**What this task involves**
For this exercise, repeat all of the material verbatim apart from its images.

## start Data shown

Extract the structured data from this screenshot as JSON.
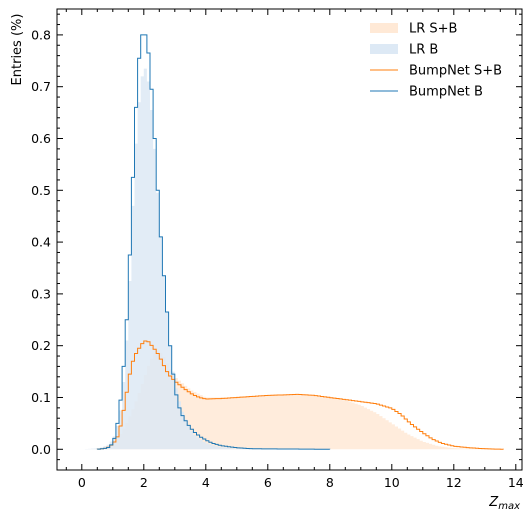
{
  "chart_data": {
    "type": "histogram",
    "xlabel_main": "Z",
    "xlabel_sub": "max",
    "ylabel": "Entries (%)",
    "xlim": [
      -0.8,
      14.2
    ],
    "ylim": [
      -0.04,
      0.85
    ],
    "xticks": [
      0,
      2,
      4,
      6,
      8,
      10,
      12,
      14
    ],
    "yticks": [
      0.0,
      0.1,
      0.2,
      0.3,
      0.4,
      0.5,
      0.6,
      0.7,
      0.8
    ],
    "bin_width": 0.1,
    "minor_ticks": true,
    "legend_position": "top-right",
    "colors": {
      "bumpnet_sb": "#ff7f0e",
      "bumpnet_b": "#1f77b4",
      "lr_sb_fill": "#ffe9d6",
      "lr_b_fill": "#dde9f5"
    },
    "series": [
      {
        "name": "LR S+B",
        "style": "filled",
        "color": "#ffe9d6",
        "x_range": [
          0.0,
          13.6
        ],
        "points": [
          [
            0.0,
            0.0
          ],
          [
            0.5,
            0.0
          ],
          [
            0.8,
            0.005
          ],
          [
            1.0,
            0.012
          ],
          [
            1.2,
            0.025
          ],
          [
            1.4,
            0.045
          ],
          [
            1.6,
            0.07
          ],
          [
            1.8,
            0.1
          ],
          [
            2.0,
            0.135
          ],
          [
            2.2,
            0.17
          ],
          [
            2.4,
            0.19
          ],
          [
            2.6,
            0.185
          ],
          [
            2.8,
            0.16
          ],
          [
            3.0,
            0.14
          ],
          [
            3.2,
            0.13
          ],
          [
            3.5,
            0.115
          ],
          [
            4.0,
            0.1
          ],
          [
            5.0,
            0.1
          ],
          [
            6.0,
            0.103
          ],
          [
            7.0,
            0.105
          ],
          [
            8.0,
            0.1
          ],
          [
            8.6,
            0.093
          ],
          [
            9.0,
            0.085
          ],
          [
            9.5,
            0.07
          ],
          [
            10.0,
            0.05
          ],
          [
            10.5,
            0.03
          ],
          [
            11.0,
            0.015
          ],
          [
            11.5,
            0.006
          ],
          [
            12.0,
            0.002
          ],
          [
            13.6,
            0.0
          ]
        ]
      },
      {
        "name": "LR B",
        "style": "filled",
        "color": "#dde9f5",
        "x_range": [
          0.0,
          8.0
        ],
        "points": [
          [
            0.0,
            0.0
          ],
          [
            0.6,
            0.002
          ],
          [
            0.9,
            0.01
          ],
          [
            1.1,
            0.03
          ],
          [
            1.3,
            0.09
          ],
          [
            1.5,
            0.25
          ],
          [
            1.6,
            0.4
          ],
          [
            1.7,
            0.54
          ],
          [
            1.8,
            0.64
          ],
          [
            1.9,
            0.7
          ],
          [
            2.0,
            0.74
          ],
          [
            2.1,
            0.73
          ],
          [
            2.2,
            0.69
          ],
          [
            2.3,
            0.62
          ],
          [
            2.4,
            0.54
          ],
          [
            2.5,
            0.45
          ],
          [
            2.6,
            0.37
          ],
          [
            2.7,
            0.3
          ],
          [
            2.8,
            0.23
          ],
          [
            2.9,
            0.17
          ],
          [
            3.0,
            0.13
          ],
          [
            3.2,
            0.08
          ],
          [
            3.4,
            0.05
          ],
          [
            3.6,
            0.03
          ],
          [
            3.8,
            0.02
          ],
          [
            4.0,
            0.012
          ],
          [
            4.4,
            0.005
          ],
          [
            5.0,
            0.001
          ],
          [
            8.0,
            0.0
          ]
        ]
      },
      {
        "name": "BumpNet S+B",
        "style": "step",
        "color": "#ff7f0e",
        "x_range": [
          0.5,
          13.6
        ],
        "points": [
          [
            0.5,
            0.0
          ],
          [
            0.8,
            0.002
          ],
          [
            1.0,
            0.01
          ],
          [
            1.1,
            0.018
          ],
          [
            1.2,
            0.03
          ],
          [
            1.3,
            0.06
          ],
          [
            1.4,
            0.09
          ],
          [
            1.5,
            0.13
          ],
          [
            1.6,
            0.16
          ],
          [
            1.7,
            0.18
          ],
          [
            1.8,
            0.19
          ],
          [
            1.9,
            0.2
          ],
          [
            2.0,
            0.208
          ],
          [
            2.1,
            0.21
          ],
          [
            2.2,
            0.205
          ],
          [
            2.3,
            0.196
          ],
          [
            2.4,
            0.19
          ],
          [
            2.5,
            0.18
          ],
          [
            2.6,
            0.168
          ],
          [
            2.7,
            0.155
          ],
          [
            2.8,
            0.145
          ],
          [
            2.9,
            0.138
          ],
          [
            3.0,
            0.132
          ],
          [
            3.2,
            0.122
          ],
          [
            3.4,
            0.113
          ],
          [
            3.6,
            0.105
          ],
          [
            3.8,
            0.1
          ],
          [
            4.0,
            0.097
          ],
          [
            4.5,
            0.098
          ],
          [
            5.0,
            0.1
          ],
          [
            5.5,
            0.102
          ],
          [
            6.0,
            0.104
          ],
          [
            6.5,
            0.105
          ],
          [
            7.0,
            0.106
          ],
          [
            7.5,
            0.104
          ],
          [
            8.0,
            0.1
          ],
          [
            8.5,
            0.096
          ],
          [
            9.0,
            0.092
          ],
          [
            9.5,
            0.088
          ],
          [
            10.0,
            0.079
          ],
          [
            10.3,
            0.067
          ],
          [
            10.6,
            0.05
          ],
          [
            11.0,
            0.032
          ],
          [
            11.3,
            0.02
          ],
          [
            11.6,
            0.012
          ],
          [
            12.0,
            0.006
          ],
          [
            12.5,
            0.003
          ],
          [
            13.0,
            0.001
          ],
          [
            13.6,
            0.0
          ]
        ]
      },
      {
        "name": "BumpNet B",
        "style": "step",
        "color": "#1f77b4",
        "x_range": [
          0.5,
          8.0
        ],
        "points": [
          [
            0.5,
            0.0
          ],
          [
            0.8,
            0.002
          ],
          [
            0.9,
            0.005
          ],
          [
            1.0,
            0.012
          ],
          [
            1.1,
            0.03
          ],
          [
            1.2,
            0.07
          ],
          [
            1.3,
            0.12
          ],
          [
            1.4,
            0.2
          ],
          [
            1.5,
            0.3
          ],
          [
            1.6,
            0.45
          ],
          [
            1.7,
            0.6
          ],
          [
            1.8,
            0.72
          ],
          [
            1.9,
            0.79
          ],
          [
            2.0,
            0.81
          ],
          [
            2.1,
            0.79
          ],
          [
            2.2,
            0.74
          ],
          [
            2.3,
            0.65
          ],
          [
            2.4,
            0.55
          ],
          [
            2.5,
            0.45
          ],
          [
            2.6,
            0.37
          ],
          [
            2.7,
            0.3
          ],
          [
            2.8,
            0.23
          ],
          [
            2.9,
            0.17
          ],
          [
            3.0,
            0.12
          ],
          [
            3.1,
            0.09
          ],
          [
            3.2,
            0.07
          ],
          [
            3.4,
            0.05
          ],
          [
            3.6,
            0.035
          ],
          [
            3.8,
            0.025
          ],
          [
            4.0,
            0.018
          ],
          [
            4.2,
            0.012
          ],
          [
            4.5,
            0.007
          ],
          [
            5.0,
            0.003
          ],
          [
            5.5,
            0.001
          ],
          [
            8.0,
            0.0
          ]
        ]
      }
    ]
  }
}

## end Data shown

**Written response**
Extract the structured data from this screenshot as JSON.
{
  "chart_data": {
    "type": "histogram",
    "xlabel_main": "Z",
    "xlabel_sub": "max",
    "ylabel": "Entries (%)",
    "xlim": [
      -0.8,
      14.2
    ],
    "ylim": [
      -0.04,
      0.85
    ],
    "xticks": [
      0,
      2,
      4,
      6,
      8,
      10,
      12,
      14
    ],
    "yticks": [
      0.0,
      0.1,
      0.2,
      0.3,
      0.4,
      0.5,
      0.6,
      0.7,
      0.8
    ],
    "bin_width": 0.1,
    "minor_ticks": true,
    "legend_position": "top-right",
    "colors": {
      "bumpnet_sb": "#ff7f0e",
      "bumpnet_b": "#1f77b4",
      "lr_sb_fill": "#ffe9d6",
      "lr_b_fill": "#dde9f5"
    },
    "series": [
      {
        "name": "LR S+B",
        "style": "filled",
        "color": "#ffe9d6",
        "x_range": [
          0.0,
          13.6
        ],
        "points": [
          [
            0.0,
            0.0
          ],
          [
            0.5,
            0.0
          ],
          [
            0.8,
            0.005
          ],
          [
            1.0,
            0.012
          ],
          [
            1.2,
            0.025
          ],
          [
            1.4,
            0.045
          ],
          [
            1.6,
            0.07
          ],
          [
            1.8,
            0.1
          ],
          [
            2.0,
            0.135
          ],
          [
            2.2,
            0.17
          ],
          [
            2.4,
            0.19
          ],
          [
            2.6,
            0.185
          ],
          [
            2.8,
            0.16
          ],
          [
            3.0,
            0.14
          ],
          [
            3.2,
            0.13
          ],
          [
            3.5,
            0.115
          ],
          [
            4.0,
            0.1
          ],
          [
            5.0,
            0.1
          ],
          [
            6.0,
            0.103
          ],
          [
            7.0,
            0.105
          ],
          [
            8.0,
            0.1
          ],
          [
            8.6,
            0.093
          ],
          [
            9.0,
            0.085
          ],
          [
            9.5,
            0.07
          ],
          [
            10.0,
            0.05
          ],
          [
            10.5,
            0.03
          ],
          [
            11.0,
            0.015
          ],
          [
            11.5,
            0.006
          ],
          [
            12.0,
            0.002
          ],
          [
            13.6,
            0.0
          ]
        ]
      },
      {
        "name": "LR B",
        "style": "filled",
        "color": "#dde9f5",
        "x_range": [
          0.0,
          8.0
        ],
        "points": [
          [
            0.0,
            0.0
          ],
          [
            0.6,
            0.002
          ],
          [
            0.9,
            0.01
          ],
          [
            1.1,
            0.03
          ],
          [
            1.3,
            0.09
          ],
          [
            1.5,
            0.25
          ],
          [
            1.6,
            0.4
          ],
          [
            1.7,
            0.54
          ],
          [
            1.8,
            0.64
          ],
          [
            1.9,
            0.7
          ],
          [
            2.0,
            0.74
          ],
          [
            2.1,
            0.73
          ],
          [
            2.2,
            0.69
          ],
          [
            2.3,
            0.62
          ],
          [
            2.4,
            0.54
          ],
          [
            2.5,
            0.45
          ],
          [
            2.6,
            0.37
          ],
          [
            2.7,
            0.3
          ],
          [
            2.8,
            0.23
          ],
          [
            2.9,
            0.17
          ],
          [
            3.0,
            0.13
          ],
          [
            3.2,
            0.08
          ],
          [
            3.4,
            0.05
          ],
          [
            3.6,
            0.03
          ],
          [
            3.8,
            0.02
          ],
          [
            4.0,
            0.012
          ],
          [
            4.4,
            0.005
          ],
          [
            5.0,
            0.001
          ],
          [
            8.0,
            0.0
          ]
        ]
      },
      {
        "name": "BumpNet S+B",
        "style": "step",
        "color": "#ff7f0e",
        "x_range": [
          0.5,
          13.6
        ],
        "points": [
          [
            0.5,
            0.0
          ],
          [
            0.8,
            0.002
          ],
          [
            1.0,
            0.01
          ],
          [
            1.1,
            0.018
          ],
          [
            1.2,
            0.03
          ],
          [
            1.3,
            0.06
          ],
          [
            1.4,
            0.09
          ],
          [
            1.5,
            0.13
          ],
          [
            1.6,
            0.16
          ],
          [
            1.7,
            0.18
          ],
          [
            1.8,
            0.19
          ],
          [
            1.9,
            0.2
          ],
          [
            2.0,
            0.208
          ],
          [
            2.1,
            0.21
          ],
          [
            2.2,
            0.205
          ],
          [
            2.3,
            0.196
          ],
          [
            2.4,
            0.19
          ],
          [
            2.5,
            0.18
          ],
          [
            2.6,
            0.168
          ],
          [
            2.7,
            0.155
          ],
          [
            2.8,
            0.145
          ],
          [
            2.9,
            0.138
          ],
          [
            3.0,
            0.132
          ],
          [
            3.2,
            0.122
          ],
          [
            3.4,
            0.113
          ],
          [
            3.6,
            0.105
          ],
          [
            3.8,
            0.1
          ],
          [
            4.0,
            0.097
          ],
          [
            4.5,
            0.098
          ],
          [
            5.0,
            0.1
          ],
          [
            5.5,
            0.102
          ],
          [
            6.0,
            0.104
          ],
          [
            6.5,
            0.105
          ],
          [
            7.0,
            0.106
          ],
          [
            7.5,
            0.104
          ],
          [
            8.0,
            0.1
          ],
          [
            8.5,
            0.096
          ],
          [
            9.0,
            0.092
          ],
          [
            9.5,
            0.088
          ],
          [
            10.0,
            0.079
          ],
          [
            10.3,
            0.067
          ],
          [
            10.6,
            0.05
          ],
          [
            11.0,
            0.032
          ],
          [
            11.3,
            0.02
          ],
          [
            11.6,
            0.012
          ],
          [
            12.0,
            0.006
          ],
          [
            12.5,
            0.003
          ],
          [
            13.0,
            0.001
          ],
          [
            13.6,
            0.0
          ]
        ]
      },
      {
        "name": "BumpNet B",
        "style": "step",
        "color": "#1f77b4",
        "x_range": [
          0.5,
          8.0
        ],
        "points": [
          [
            0.5,
            0.0
          ],
          [
            0.8,
            0.002
          ],
          [
            0.9,
            0.005
          ],
          [
            1.0,
            0.012
          ],
          [
            1.1,
            0.03
          ],
          [
            1.2,
            0.07
          ],
          [
            1.3,
            0.12
          ],
          [
            1.4,
            0.2
          ],
          [
            1.5,
            0.3
          ],
          [
            1.6,
            0.45
          ],
          [
            1.7,
            0.6
          ],
          [
            1.8,
            0.72
          ],
          [
            1.9,
            0.79
          ],
          [
            2.0,
            0.81
          ],
          [
            2.1,
            0.79
          ],
          [
            2.2,
            0.74
          ],
          [
            2.3,
            0.65
          ],
          [
            2.4,
            0.55
          ],
          [
            2.5,
            0.45
          ],
          [
            2.6,
            0.37
          ],
          [
            2.7,
            0.3
          ],
          [
            2.8,
            0.23
          ],
          [
            2.9,
            0.17
          ],
          [
            3.0,
            0.12
          ],
          [
            3.1,
            0.09
          ],
          [
            3.2,
            0.07
          ],
          [
            3.4,
            0.05
          ],
          [
            3.6,
            0.035
          ],
          [
            3.8,
            0.025
          ],
          [
            4.0,
            0.018
          ],
          [
            4.2,
            0.012
          ],
          [
            4.5,
            0.007
          ],
          [
            5.0,
            0.003
          ],
          [
            5.5,
            0.001
          ],
          [
            8.0,
            0.0
          ]
        ]
      }
    ]
  }
}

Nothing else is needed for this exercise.